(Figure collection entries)
--- Begin ---

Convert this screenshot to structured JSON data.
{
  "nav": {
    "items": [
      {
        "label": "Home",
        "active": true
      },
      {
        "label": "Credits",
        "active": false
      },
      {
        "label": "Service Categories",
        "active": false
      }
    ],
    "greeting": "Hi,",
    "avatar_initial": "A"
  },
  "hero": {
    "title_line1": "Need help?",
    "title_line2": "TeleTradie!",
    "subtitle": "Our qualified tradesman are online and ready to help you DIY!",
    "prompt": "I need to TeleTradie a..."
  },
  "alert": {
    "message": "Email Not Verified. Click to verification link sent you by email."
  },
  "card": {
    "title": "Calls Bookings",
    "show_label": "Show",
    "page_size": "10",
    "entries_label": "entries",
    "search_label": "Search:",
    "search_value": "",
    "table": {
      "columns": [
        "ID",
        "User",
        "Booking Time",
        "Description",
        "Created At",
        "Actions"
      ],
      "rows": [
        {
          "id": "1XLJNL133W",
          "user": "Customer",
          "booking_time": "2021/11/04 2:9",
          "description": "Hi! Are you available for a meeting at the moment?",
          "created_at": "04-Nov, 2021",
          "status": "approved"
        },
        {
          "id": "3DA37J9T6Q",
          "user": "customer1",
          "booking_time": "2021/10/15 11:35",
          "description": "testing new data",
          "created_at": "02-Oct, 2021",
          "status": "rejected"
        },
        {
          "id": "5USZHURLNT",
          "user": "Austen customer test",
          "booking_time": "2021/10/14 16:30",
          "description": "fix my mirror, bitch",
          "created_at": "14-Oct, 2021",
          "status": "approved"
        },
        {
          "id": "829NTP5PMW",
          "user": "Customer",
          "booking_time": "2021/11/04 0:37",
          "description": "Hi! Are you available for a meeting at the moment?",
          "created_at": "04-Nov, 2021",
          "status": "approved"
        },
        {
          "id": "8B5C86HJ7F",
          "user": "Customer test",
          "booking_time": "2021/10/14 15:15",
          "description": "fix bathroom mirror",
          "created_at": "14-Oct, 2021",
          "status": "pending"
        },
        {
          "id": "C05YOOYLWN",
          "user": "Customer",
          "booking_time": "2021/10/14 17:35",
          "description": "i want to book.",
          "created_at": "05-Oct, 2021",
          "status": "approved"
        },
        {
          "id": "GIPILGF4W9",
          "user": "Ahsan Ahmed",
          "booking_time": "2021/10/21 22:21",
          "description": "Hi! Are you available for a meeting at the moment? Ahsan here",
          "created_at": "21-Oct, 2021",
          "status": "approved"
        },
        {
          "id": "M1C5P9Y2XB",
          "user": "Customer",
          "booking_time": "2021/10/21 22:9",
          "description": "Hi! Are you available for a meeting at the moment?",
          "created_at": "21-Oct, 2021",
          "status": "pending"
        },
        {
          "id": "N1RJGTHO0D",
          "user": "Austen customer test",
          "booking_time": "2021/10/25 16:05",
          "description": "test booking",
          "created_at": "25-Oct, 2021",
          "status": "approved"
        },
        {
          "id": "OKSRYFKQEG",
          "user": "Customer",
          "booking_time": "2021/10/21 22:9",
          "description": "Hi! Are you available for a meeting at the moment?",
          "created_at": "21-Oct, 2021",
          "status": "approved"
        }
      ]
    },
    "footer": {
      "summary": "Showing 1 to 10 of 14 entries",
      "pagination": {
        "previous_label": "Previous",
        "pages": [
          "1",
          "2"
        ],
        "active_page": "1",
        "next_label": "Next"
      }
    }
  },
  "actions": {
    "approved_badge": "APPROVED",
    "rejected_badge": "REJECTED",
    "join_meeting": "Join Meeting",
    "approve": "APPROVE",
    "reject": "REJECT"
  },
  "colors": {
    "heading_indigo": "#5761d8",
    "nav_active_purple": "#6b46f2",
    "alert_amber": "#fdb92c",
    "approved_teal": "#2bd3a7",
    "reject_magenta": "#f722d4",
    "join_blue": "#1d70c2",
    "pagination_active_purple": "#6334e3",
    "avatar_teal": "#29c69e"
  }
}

--- End ---

* **Given request**
Reproduce all of the entries word for word.

* **Finished exercise**
Convert this screenshot to structured JSON data.
{
  "nav": {
    "items": [
      {
        "label": "Home",
        "active": true
      },
      {
        "label": "Credits",
        "active": false
      },
      {
        "label": "Service Categories",
        "active": false
      }
    ],
    "greeting": "Hi,",
    "avatar_initial": "A"
  },
  "hero": {
    "title_line1": "Need help?",
    "title_line2": "TeleTradie!",
    "subtitle": "Our qualified tradesman are online and ready to help you DIY!",
    "prompt": "I need to TeleTradie a..."
  },
  "alert": {
    "message": "Email Not Verified. Click to verification link sent you by email."
  },
  "card": {
    "title": "Calls Bookings",
    "show_label": "Show",
    "page_size": "10",
    "entries_label": "entries",
    "search_label": "Search:",
    "search_value": "",
    "table": {
      "columns": [
        "ID",
        "User",
        "Booking Time",
        "Description",
        "Created At",
        "Actions"
      ],
      "rows": [
        {
          "id": "1XLJNL133W",
          "user": "Customer",
          "booking_time": "2021/11/04 2:9",
          "description": "Hi! Are you available for a meeting at the moment?",
          "created_at": "04-Nov, 2021",
          "status": "approved"
        },
        {
          "id": "3DA37J9T6Q",
          "user": "customer1",
          "booking_time": "2021/10/15 11:35",
          "description": "testing new data",
          "created_at": "02-Oct, 2021",
          "status": "rejected"
        },
        {
          "id": "5USZHURLNT",
          "user": "Austen customer test",
          "booking_time": "2021/10/14 16:30",
          "description": "fix my mirror, bitch",
          "created_at": "14-Oct, 2021",
          "status": "approved"
        },
        {
          "id": "829NTP5PMW",
          "user": "Customer",
          "booking_time": "2021/11/04 0:37",
          "description": "Hi! Are you available for a meeting at the moment?",
          "created_at": "04-Nov, 2021",
          "status": "approved"
        },
        {
          "id": "8B5C86HJ7F",
          "user": "Customer test",
          "booking_time": "2021/10/14 15:15",
          "description": "fix bathroom mirror",
          "created_at": "14-Oct, 2021",
          "status": "pending"
        },
        {
          "id": "C05YOOYLWN",
          "user": "Customer",
          "booking_time": "2021/10/14 17:35",
          "description": "i want to book.",
          "created_at": "05-Oct, 2021",
          "status": "approved"
        },
        {
          "id": "GIPILGF4W9",
          "user": "Ahsan Ahmed",
          "booking_time": "2021/10/21 22:21",
          "description": "Hi! Are you available for a meeting at the moment? Ahsan here",
          "created_at": "21-Oct, 2021",
          "status": "approved"
        },
        {
          "id": "M1C5P9Y2XB",
          "user": "Customer",
          "booking_time": "2021/10/21 22:9",
          "description": "Hi! Are you available for a meeting at the moment?",
          "created_at": "21-Oct, 2021",
          "status": "pending"
        },
        {
          "id": "N1RJGTHO0D",
          "user": "Austen customer test",
          "booking_time": "2021/10/25 16:05",
          "description": "test booking",
          "created_at": "25-Oct, 2021",
          "status": "approved"
        },
        {
          "id": "OKSRYFKQEG",
          "user": "Customer",
          "booking_time": "2021/10/21 22:9",
          "description": "Hi! Are you available for a meeting at the moment?",
          "created_at": "21-Oct, 2021",
          "status": "approved"
        }
      ]
    },
    "footer": {
      "summary": "Showing 1 to 10 of 14 entries",
      "pagination": {
        "previous_label": "Previous",
        "pages": [
          "1",
          "2"
        ],
        "active_page": "1",
        "next_label": "Next"
      }
    }
  },
  "actions": {
    "approved_badge": "APPROVED",
    "rejected_badge": "REJECTED",
    "join_meeting": "Join Meeting",
    "approve": "APPROVE",
    "reject": "REJECT"
  },
  "colors": {
    "heading_indigo": "#5761d8",
    "nav_active_purple": "#6b46f2",
    "alert_amber": "#fdb92c",
    "approved_teal": "#2bd3a7",
    "reject_magenta": "#f722d4",
    "join_blue": "#1d70c2",
    "pagination_active_purple": "#6334e3",
    "avatar_teal": "#29c69e"
  }
}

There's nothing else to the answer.